Stored records
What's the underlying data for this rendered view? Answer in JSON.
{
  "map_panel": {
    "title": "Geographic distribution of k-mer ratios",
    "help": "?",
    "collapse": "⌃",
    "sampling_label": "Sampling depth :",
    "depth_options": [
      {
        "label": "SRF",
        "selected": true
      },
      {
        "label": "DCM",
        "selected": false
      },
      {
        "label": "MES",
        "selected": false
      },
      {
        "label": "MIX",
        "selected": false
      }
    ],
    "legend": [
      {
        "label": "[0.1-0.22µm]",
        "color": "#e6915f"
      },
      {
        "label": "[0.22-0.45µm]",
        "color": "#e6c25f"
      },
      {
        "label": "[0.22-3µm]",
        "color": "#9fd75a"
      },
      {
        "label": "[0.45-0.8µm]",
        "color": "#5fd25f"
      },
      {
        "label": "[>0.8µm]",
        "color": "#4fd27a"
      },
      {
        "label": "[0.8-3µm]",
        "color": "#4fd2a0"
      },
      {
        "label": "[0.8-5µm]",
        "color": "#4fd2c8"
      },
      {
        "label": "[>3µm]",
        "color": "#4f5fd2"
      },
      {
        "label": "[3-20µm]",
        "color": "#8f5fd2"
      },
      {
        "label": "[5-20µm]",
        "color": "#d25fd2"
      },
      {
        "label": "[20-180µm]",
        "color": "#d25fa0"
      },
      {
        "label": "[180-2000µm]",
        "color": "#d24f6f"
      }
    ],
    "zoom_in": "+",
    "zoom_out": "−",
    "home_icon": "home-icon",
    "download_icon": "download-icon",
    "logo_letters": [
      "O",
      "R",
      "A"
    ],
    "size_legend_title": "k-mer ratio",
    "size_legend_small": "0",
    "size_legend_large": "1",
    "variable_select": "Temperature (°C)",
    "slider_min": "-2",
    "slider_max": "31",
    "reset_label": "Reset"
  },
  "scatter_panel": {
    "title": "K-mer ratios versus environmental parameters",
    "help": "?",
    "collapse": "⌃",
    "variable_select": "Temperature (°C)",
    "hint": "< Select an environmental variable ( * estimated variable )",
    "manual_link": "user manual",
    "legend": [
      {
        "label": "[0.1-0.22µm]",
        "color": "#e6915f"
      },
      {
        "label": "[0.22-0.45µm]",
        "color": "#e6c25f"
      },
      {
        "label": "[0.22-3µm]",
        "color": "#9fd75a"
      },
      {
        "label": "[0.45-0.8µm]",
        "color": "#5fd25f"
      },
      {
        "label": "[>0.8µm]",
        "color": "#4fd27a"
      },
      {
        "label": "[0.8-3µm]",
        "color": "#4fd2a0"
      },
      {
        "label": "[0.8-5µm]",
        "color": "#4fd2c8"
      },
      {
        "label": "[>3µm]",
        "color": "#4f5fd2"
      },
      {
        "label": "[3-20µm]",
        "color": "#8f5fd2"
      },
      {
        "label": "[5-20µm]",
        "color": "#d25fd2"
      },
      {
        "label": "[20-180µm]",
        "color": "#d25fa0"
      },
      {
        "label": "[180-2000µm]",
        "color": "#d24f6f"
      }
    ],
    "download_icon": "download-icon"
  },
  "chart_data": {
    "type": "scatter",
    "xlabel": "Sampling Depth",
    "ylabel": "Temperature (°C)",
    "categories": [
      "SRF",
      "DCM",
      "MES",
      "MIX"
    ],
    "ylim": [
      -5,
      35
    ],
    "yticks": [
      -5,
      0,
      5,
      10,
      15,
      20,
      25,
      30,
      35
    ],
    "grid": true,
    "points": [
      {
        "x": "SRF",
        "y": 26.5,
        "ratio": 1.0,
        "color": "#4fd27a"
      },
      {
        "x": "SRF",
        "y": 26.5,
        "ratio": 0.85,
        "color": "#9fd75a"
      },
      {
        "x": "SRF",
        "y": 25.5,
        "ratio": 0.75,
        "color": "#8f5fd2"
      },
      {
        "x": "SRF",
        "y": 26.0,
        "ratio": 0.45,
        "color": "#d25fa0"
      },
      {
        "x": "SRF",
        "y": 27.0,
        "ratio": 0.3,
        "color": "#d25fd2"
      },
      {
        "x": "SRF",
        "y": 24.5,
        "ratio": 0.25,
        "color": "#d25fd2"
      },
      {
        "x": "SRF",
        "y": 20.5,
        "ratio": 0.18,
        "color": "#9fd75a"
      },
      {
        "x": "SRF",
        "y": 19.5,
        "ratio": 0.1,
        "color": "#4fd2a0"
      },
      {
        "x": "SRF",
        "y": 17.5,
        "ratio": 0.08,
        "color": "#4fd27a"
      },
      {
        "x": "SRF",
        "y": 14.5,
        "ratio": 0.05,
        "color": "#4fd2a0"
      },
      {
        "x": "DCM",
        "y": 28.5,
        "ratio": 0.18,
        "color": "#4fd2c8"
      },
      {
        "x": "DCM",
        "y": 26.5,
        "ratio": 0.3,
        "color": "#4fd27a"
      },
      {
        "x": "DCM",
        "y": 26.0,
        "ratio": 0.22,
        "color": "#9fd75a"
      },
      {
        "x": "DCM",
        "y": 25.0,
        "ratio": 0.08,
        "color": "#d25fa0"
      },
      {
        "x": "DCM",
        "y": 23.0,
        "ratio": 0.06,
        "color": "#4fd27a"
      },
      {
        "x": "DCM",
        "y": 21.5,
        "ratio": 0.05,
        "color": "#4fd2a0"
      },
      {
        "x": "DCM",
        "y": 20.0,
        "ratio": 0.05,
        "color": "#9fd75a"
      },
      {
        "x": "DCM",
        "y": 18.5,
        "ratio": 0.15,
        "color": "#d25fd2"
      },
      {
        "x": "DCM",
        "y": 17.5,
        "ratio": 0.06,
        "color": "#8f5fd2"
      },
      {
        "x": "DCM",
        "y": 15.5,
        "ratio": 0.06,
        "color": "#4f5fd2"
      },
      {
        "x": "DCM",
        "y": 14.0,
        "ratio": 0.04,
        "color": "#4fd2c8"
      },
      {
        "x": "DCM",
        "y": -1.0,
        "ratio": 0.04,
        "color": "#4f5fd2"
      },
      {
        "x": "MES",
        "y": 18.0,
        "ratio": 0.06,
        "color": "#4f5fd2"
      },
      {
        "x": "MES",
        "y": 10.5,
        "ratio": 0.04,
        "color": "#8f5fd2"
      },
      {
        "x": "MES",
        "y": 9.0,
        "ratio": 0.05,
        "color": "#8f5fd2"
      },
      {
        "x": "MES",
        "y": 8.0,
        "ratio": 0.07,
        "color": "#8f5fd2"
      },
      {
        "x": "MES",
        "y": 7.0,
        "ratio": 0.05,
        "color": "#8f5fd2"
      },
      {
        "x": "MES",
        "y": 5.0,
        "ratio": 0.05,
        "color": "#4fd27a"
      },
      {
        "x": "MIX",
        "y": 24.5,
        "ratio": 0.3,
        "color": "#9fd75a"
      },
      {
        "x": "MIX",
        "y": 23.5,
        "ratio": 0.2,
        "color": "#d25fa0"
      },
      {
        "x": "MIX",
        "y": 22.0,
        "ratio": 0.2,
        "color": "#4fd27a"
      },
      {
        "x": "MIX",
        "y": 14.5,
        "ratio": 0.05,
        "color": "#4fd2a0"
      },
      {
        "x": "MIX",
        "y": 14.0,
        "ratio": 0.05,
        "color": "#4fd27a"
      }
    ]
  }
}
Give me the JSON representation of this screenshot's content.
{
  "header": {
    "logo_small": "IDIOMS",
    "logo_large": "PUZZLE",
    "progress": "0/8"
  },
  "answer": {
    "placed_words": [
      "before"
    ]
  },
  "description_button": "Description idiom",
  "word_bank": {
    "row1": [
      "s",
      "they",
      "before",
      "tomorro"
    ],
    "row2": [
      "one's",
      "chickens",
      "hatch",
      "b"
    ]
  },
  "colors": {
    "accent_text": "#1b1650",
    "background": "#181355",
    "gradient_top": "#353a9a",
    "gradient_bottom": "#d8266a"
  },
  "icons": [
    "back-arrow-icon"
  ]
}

What to produce
Look above for the line containing "Give me the"; copy from it through the last line, exactly, and nothing more.

Exercise answer
Give me the JSON representation of this screenshot's content.
{
  "header": {
    "logo_small": "IDIOMS",
    "logo_large": "PUZZLE",
    "progress": "0/8"
  },
  "answer": {
    "placed_words": [
      "before"
    ]
  },
  "description_button": "Description idiom",
  "word_bank": {
    "row1": [
      "s",
      "they",
      "before",
      "tomorro"
    ],
    "row2": [
      "one's",
      "chickens",
      "hatch",
      "b"
    ]
  },
  "colors": {
    "accent_text": "#1b1650",
    "background": "#181355",
    "gradient_top": "#353a9a",
    "gradient_bottom": "#d8266a"
  },
  "icons": [
    "back-arrow-icon"
  ]
}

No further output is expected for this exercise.